**PROBLEM REQUIREMENTS**:
Extract all lines in the data that contain the word "Time".

**DATA PROVIDED**:
= = =

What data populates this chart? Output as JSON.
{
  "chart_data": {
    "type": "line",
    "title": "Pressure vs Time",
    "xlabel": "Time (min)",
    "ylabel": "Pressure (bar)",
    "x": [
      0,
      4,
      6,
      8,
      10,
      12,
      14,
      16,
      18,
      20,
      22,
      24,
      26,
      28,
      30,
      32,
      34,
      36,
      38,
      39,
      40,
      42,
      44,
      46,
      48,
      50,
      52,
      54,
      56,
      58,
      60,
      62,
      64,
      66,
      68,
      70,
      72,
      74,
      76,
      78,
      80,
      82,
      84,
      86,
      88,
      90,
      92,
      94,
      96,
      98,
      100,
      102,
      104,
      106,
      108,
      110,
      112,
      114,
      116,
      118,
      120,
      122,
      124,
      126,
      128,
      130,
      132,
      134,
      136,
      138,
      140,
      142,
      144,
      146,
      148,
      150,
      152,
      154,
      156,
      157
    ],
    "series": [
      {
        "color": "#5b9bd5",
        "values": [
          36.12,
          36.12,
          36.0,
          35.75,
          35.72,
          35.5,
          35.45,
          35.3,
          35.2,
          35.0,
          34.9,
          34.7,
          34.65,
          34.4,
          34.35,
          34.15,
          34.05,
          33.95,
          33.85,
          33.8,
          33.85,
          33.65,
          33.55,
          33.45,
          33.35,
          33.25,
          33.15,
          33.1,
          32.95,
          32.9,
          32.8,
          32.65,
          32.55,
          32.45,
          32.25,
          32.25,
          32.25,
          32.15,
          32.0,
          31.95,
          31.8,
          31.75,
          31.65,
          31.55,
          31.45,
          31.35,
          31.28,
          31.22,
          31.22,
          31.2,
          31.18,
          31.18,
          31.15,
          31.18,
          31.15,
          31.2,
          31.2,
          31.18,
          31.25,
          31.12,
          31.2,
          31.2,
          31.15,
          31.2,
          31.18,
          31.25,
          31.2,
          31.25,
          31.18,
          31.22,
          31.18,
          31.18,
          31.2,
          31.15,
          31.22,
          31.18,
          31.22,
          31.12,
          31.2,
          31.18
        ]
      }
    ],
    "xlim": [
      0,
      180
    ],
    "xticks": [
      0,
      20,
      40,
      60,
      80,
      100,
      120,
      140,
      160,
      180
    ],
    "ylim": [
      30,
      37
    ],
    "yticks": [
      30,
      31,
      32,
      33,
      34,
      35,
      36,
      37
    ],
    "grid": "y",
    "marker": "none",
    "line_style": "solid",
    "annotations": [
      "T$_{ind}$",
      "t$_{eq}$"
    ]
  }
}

= = =

**RESPONSE TO THIS TASK**:
    "title": "Pressure vs Time",
    "xlabel": "Time (min)",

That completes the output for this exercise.